- _What is asked_
Among the entries that follow, tally the lines with the string "name". Give no more than the number.

● ● ● ● ●

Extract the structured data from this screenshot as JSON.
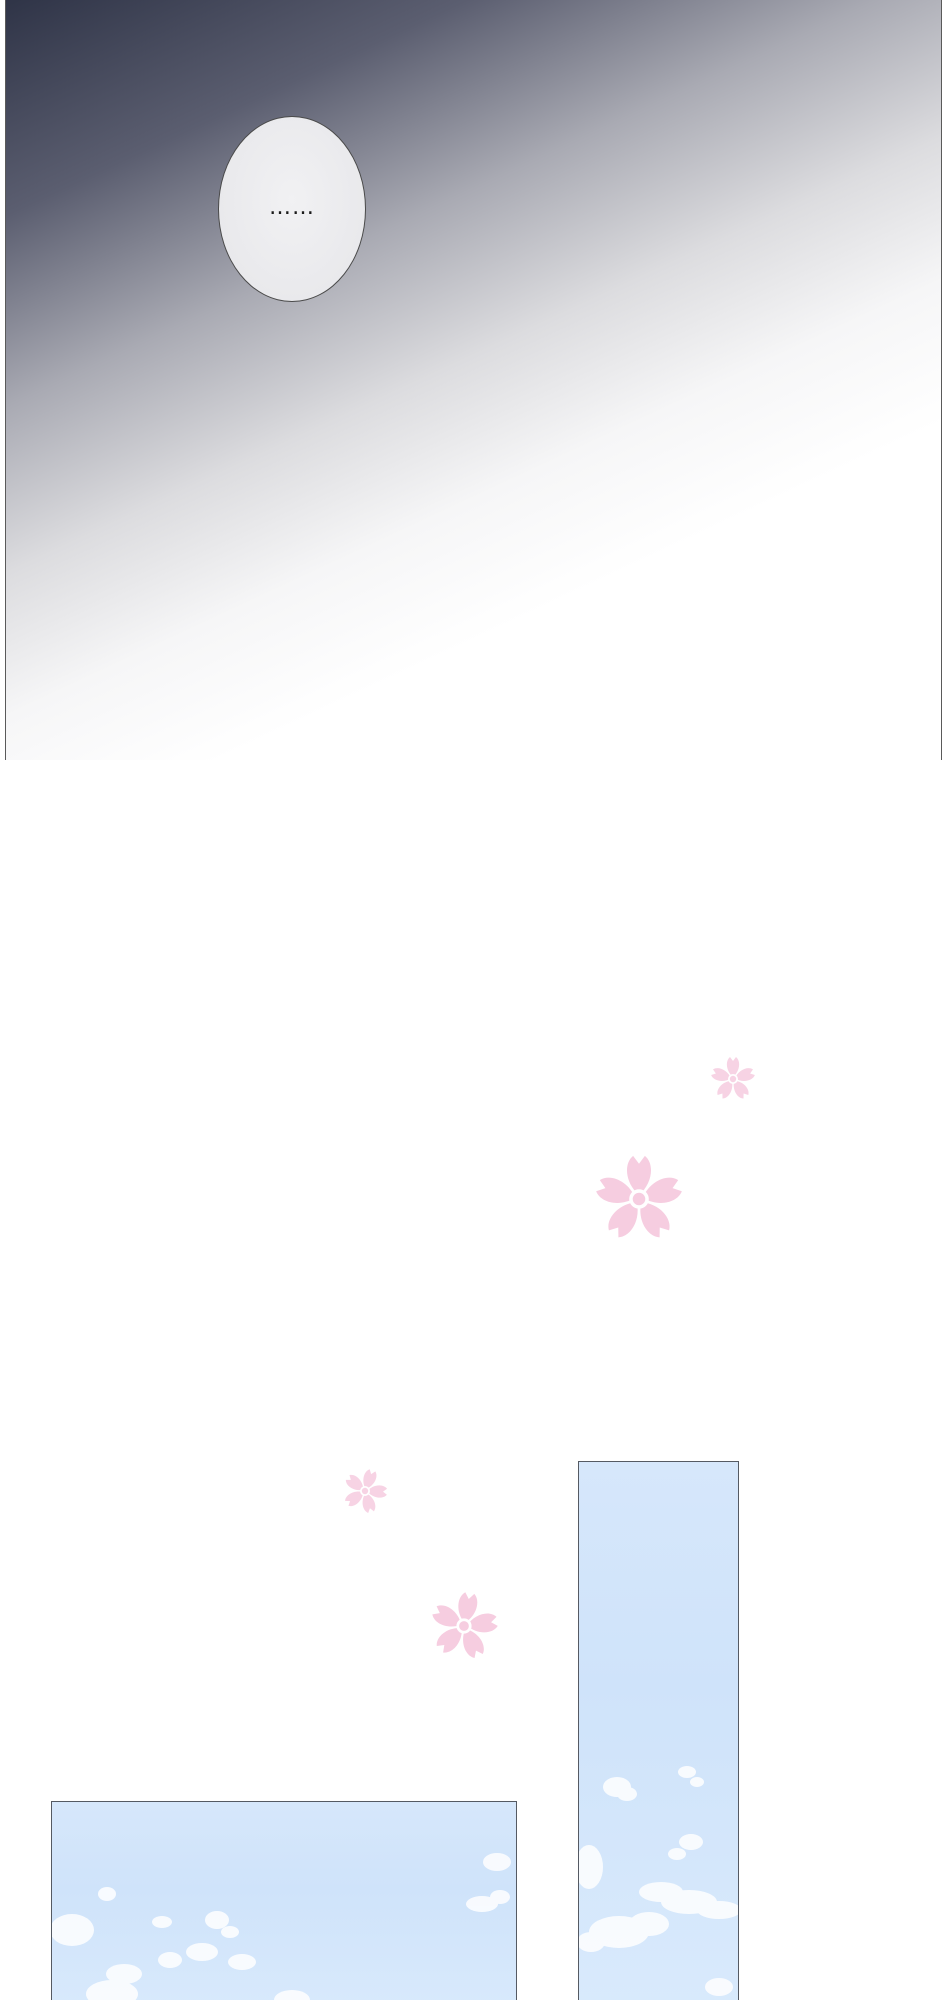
{
  "speech_bubble": {
    "text": "……"
  },
  "colors": {
    "gradient_dark": "#2f3447",
    "bubble_fill": "#ebebee",
    "flower_pink": "#f6cfe2",
    "sky_blue": "#d4e6fb",
    "panel_border": "#555a63"
  },
  "icons": {
    "flower": "sakura-flower-icon",
    "cloud": "cloud-icon"
  }
}
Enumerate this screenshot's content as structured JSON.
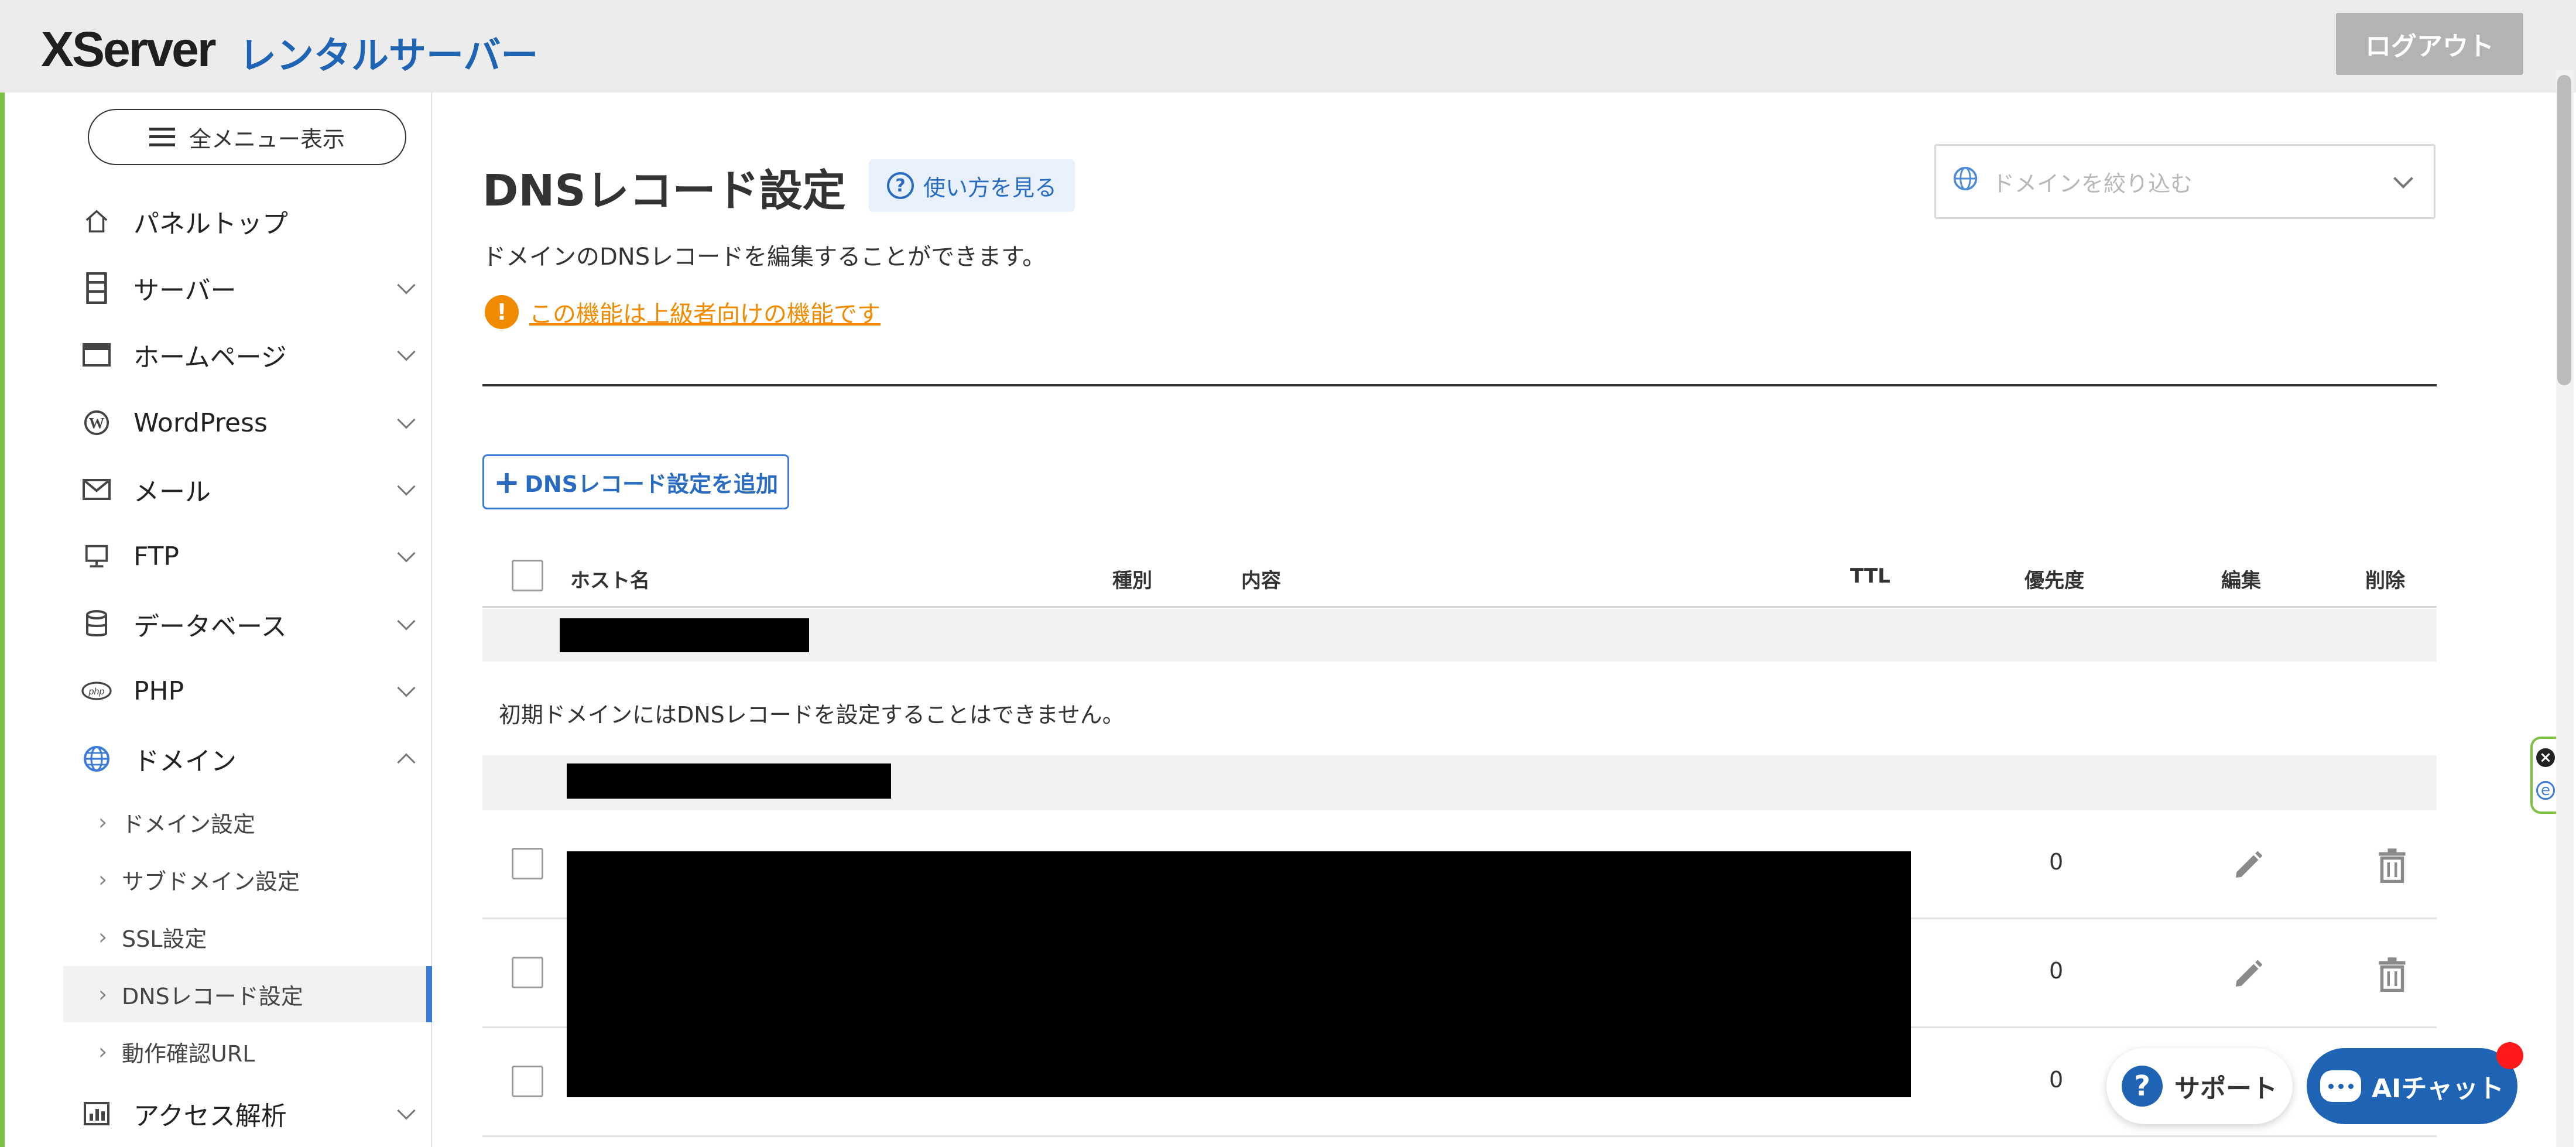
{
  "header": {
    "logo": "XServer",
    "logo_sub": "レンタルサーバー",
    "logout_label": "ログアウト"
  },
  "sidebar": {
    "menu_button_label": "全メニュー表示",
    "items": [
      {
        "label": "パネルトップ",
        "icon": "home-icon"
      },
      {
        "label": "サーバー",
        "icon": "server-icon"
      },
      {
        "label": "ホームページ",
        "icon": "window-icon"
      },
      {
        "label": "WordPress",
        "icon": "wordpress-icon"
      },
      {
        "label": "メール",
        "icon": "mail-icon"
      },
      {
        "label": "FTP",
        "icon": "monitor-icon"
      },
      {
        "label": "データベース",
        "icon": "database-icon"
      },
      {
        "label": "PHP",
        "icon": "php-icon"
      },
      {
        "label": "ドメイン",
        "icon": "globe-icon"
      },
      {
        "label": "アクセス解析",
        "icon": "chart-icon"
      }
    ],
    "sub_items": [
      {
        "label": "ドメイン設定"
      },
      {
        "label": "サブドメイン設定"
      },
      {
        "label": "SSL設定"
      },
      {
        "label": "DNSレコード設定"
      },
      {
        "label": "動作確認URL"
      }
    ]
  },
  "main": {
    "title": "DNSレコード設定",
    "howto_label": "使い方を見る",
    "domain_filter_placeholder": "ドメインを絞り込む",
    "description": "ドメインのDNSレコードを編集することができます。",
    "warning_link": "この機能は上級者向けの機能です",
    "add_button_label": "DNSレコード設定を追加",
    "table": {
      "columns": [
        "ホスト名",
        "種別",
        "内容",
        "TTL",
        "優先度",
        "編集",
        "削除"
      ],
      "initial_domain_note": "初期ドメインにはDNSレコードを設定することはできません。",
      "rows": [
        {
          "priority": "0"
        },
        {
          "priority": "0"
        },
        {
          "priority": "0"
        }
      ]
    }
  },
  "floating": {
    "support_label": "サポート",
    "ai_chat_label": "AIチャット"
  },
  "colors": {
    "brand_blue": "#1f64b4",
    "accent_blue": "#3d7bd9",
    "warning_orange": "#f08a00",
    "logout_gray": "#b3b3b3"
  }
}
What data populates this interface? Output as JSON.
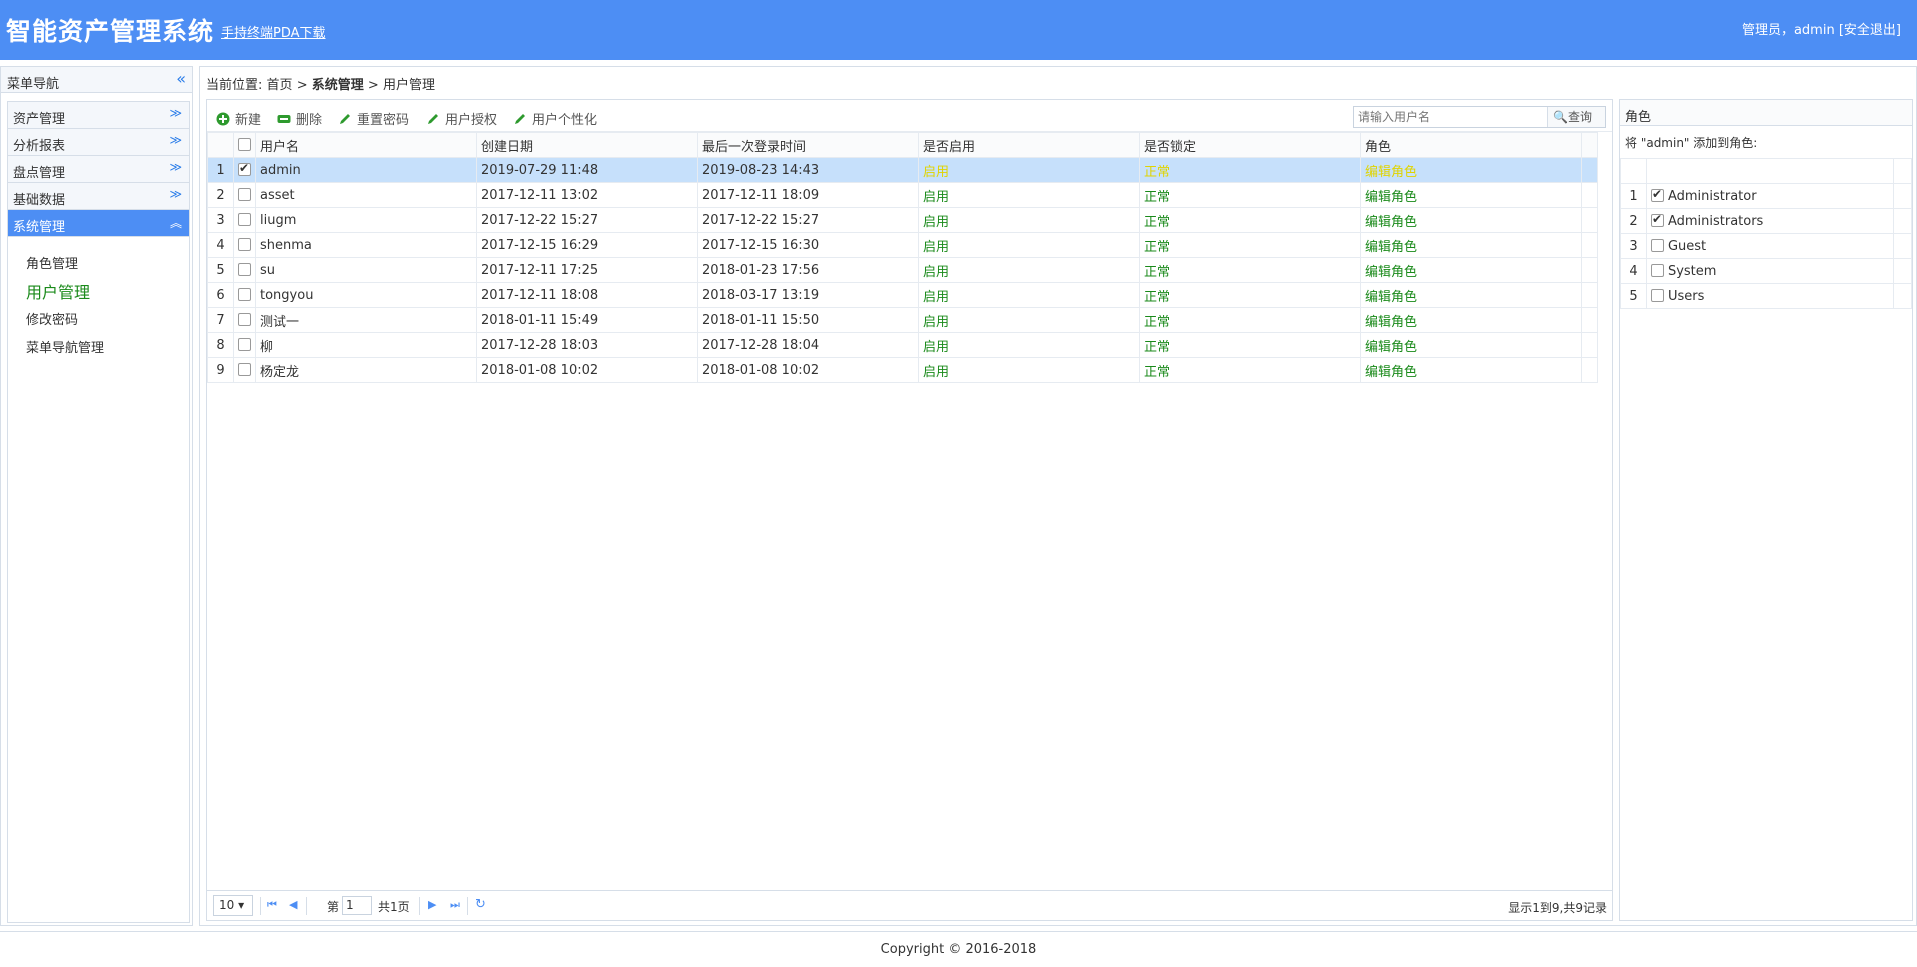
{
  "header": {
    "title": "智能资产管理系统",
    "pda_link": "手持终端PDA下载",
    "user_text": "管理员，admin",
    "logout": "[安全退出]"
  },
  "sidebar": {
    "title": "菜单导航",
    "collapse_icon": "double-chevron-left-icon",
    "sections": [
      {
        "label": "资产管理"
      },
      {
        "label": "分析报表"
      },
      {
        "label": "盘点管理"
      },
      {
        "label": "基础数据"
      },
      {
        "label": "系统管理"
      }
    ],
    "sub_items": [
      {
        "label": "角色管理"
      },
      {
        "label": "用户管理"
      },
      {
        "label": "修改密码"
      },
      {
        "label": "菜单导航管理"
      }
    ]
  },
  "breadcrumb": {
    "prefix": "当前位置:",
    "home": "首页",
    "sep": ">",
    "level1": "系统管理",
    "level2": "用户管理"
  },
  "toolbar": {
    "new": "新建",
    "delete": "删除",
    "reset_password": "重置密码",
    "authorize": "用户授权",
    "personalize": "用户个性化",
    "search_placeholder": "请输入用户名",
    "search_button": "查询"
  },
  "grid": {
    "columns": [
      "用户名",
      "创建日期",
      "最后一次登录时间",
      "是否启用",
      "是否锁定",
      "角色"
    ],
    "rows": [
      {
        "n": "1",
        "checked": true,
        "user": "admin",
        "created": "2019-07-29 11:48",
        "last": "2019-08-23 14:43",
        "enabled": "启用",
        "locked": "正常",
        "role": "编辑角色"
      },
      {
        "n": "2",
        "checked": false,
        "user": "asset",
        "created": "2017-12-11 13:02",
        "last": "2017-12-11 18:09",
        "enabled": "启用",
        "locked": "正常",
        "role": "编辑角色"
      },
      {
        "n": "3",
        "checked": false,
        "user": "liugm",
        "created": "2017-12-22 15:27",
        "last": "2017-12-22 15:27",
        "enabled": "启用",
        "locked": "正常",
        "role": "编辑角色"
      },
      {
        "n": "4",
        "checked": false,
        "user": "shenma",
        "created": "2017-12-15 16:29",
        "last": "2017-12-15 16:30",
        "enabled": "启用",
        "locked": "正常",
        "role": "编辑角色"
      },
      {
        "n": "5",
        "checked": false,
        "user": "su",
        "created": "2017-12-11 17:25",
        "last": "2018-01-23 17:56",
        "enabled": "启用",
        "locked": "正常",
        "role": "编辑角色"
      },
      {
        "n": "6",
        "checked": false,
        "user": "tongyou",
        "created": "2017-12-11 18:08",
        "last": "2018-03-17 13:19",
        "enabled": "启用",
        "locked": "正常",
        "role": "编辑角色"
      },
      {
        "n": "7",
        "checked": false,
        "user": "测试一",
        "created": "2018-01-11 15:49",
        "last": "2018-01-11 15:50",
        "enabled": "启用",
        "locked": "正常",
        "role": "编辑角色"
      },
      {
        "n": "8",
        "checked": false,
        "user": "柳",
        "created": "2017-12-28 18:03",
        "last": "2017-12-28 18:04",
        "enabled": "启用",
        "locked": "正常",
        "role": "编辑角色"
      },
      {
        "n": "9",
        "checked": false,
        "user": "杨定龙",
        "created": "2018-01-08 10:02",
        "last": "2018-01-08 10:02",
        "enabled": "启用",
        "locked": "正常",
        "role": "编辑角色"
      }
    ]
  },
  "pager": {
    "page_size": "10",
    "page_prefix": "第",
    "page_number": "1",
    "page_total": "共1页",
    "info": "显示1到9,共9记录"
  },
  "roles_panel": {
    "title": "角色",
    "description": "将 \"admin\" 添加到角色:",
    "rows": [
      {
        "n": "1",
        "checked": true,
        "name": "Administrator"
      },
      {
        "n": "2",
        "checked": true,
        "name": "Administrators"
      },
      {
        "n": "3",
        "checked": false,
        "name": "Guest"
      },
      {
        "n": "4",
        "checked": false,
        "name": "System"
      },
      {
        "n": "5",
        "checked": false,
        "name": "Users"
      }
    ]
  },
  "footer": {
    "copyright": "Copyright © 2016-2018"
  },
  "colors": {
    "header_bg": "#4d8ef4",
    "selected_row": "#c6e0fb",
    "status_green": "#1a8a1a"
  }
}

● ● ● ● ●

- _Response to this exercise_
5